What this task involves>
What is the number of lines in the data that hold the string "Conexiunile"? Reply with that number only.

Material shown>
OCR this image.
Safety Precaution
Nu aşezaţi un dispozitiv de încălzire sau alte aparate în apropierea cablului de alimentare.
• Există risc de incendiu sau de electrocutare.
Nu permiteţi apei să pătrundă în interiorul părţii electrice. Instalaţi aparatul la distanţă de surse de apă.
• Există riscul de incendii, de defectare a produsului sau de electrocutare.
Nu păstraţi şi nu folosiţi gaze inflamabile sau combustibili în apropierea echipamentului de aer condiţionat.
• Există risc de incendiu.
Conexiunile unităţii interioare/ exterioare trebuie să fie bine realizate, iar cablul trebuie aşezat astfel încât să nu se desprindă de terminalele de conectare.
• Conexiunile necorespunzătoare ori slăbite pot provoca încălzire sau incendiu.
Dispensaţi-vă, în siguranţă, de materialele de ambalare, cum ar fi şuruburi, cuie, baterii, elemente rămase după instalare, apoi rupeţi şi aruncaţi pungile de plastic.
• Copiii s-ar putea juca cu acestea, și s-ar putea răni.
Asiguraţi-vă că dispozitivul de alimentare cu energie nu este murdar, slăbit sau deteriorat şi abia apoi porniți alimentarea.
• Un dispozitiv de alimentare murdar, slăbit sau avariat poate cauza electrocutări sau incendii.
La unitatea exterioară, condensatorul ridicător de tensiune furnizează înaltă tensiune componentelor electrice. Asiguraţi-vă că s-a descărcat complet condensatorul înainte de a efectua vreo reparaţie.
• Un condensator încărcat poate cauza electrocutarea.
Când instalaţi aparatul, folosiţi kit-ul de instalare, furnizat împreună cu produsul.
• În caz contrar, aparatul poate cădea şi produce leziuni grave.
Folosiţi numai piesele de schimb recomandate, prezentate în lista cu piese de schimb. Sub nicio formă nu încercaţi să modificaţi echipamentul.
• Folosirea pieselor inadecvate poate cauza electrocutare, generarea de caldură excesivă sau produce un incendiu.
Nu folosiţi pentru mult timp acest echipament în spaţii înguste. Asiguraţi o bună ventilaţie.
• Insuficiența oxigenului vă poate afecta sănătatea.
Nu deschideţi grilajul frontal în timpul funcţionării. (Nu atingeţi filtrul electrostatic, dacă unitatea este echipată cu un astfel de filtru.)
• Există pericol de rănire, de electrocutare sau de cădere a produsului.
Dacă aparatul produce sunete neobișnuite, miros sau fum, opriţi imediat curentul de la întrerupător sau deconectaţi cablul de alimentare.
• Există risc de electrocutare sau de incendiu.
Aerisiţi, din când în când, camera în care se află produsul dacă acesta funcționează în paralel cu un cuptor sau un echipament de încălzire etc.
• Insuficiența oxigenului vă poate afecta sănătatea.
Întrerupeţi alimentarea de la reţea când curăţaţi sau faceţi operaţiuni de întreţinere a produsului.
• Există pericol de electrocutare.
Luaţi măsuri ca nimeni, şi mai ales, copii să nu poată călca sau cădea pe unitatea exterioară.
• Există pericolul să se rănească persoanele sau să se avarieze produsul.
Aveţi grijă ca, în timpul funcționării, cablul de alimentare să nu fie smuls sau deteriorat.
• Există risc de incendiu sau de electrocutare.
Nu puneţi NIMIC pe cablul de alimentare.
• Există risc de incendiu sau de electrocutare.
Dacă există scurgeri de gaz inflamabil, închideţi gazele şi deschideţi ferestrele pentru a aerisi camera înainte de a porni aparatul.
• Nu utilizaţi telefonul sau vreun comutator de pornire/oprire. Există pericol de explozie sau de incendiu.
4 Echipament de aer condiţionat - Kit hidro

In response>
2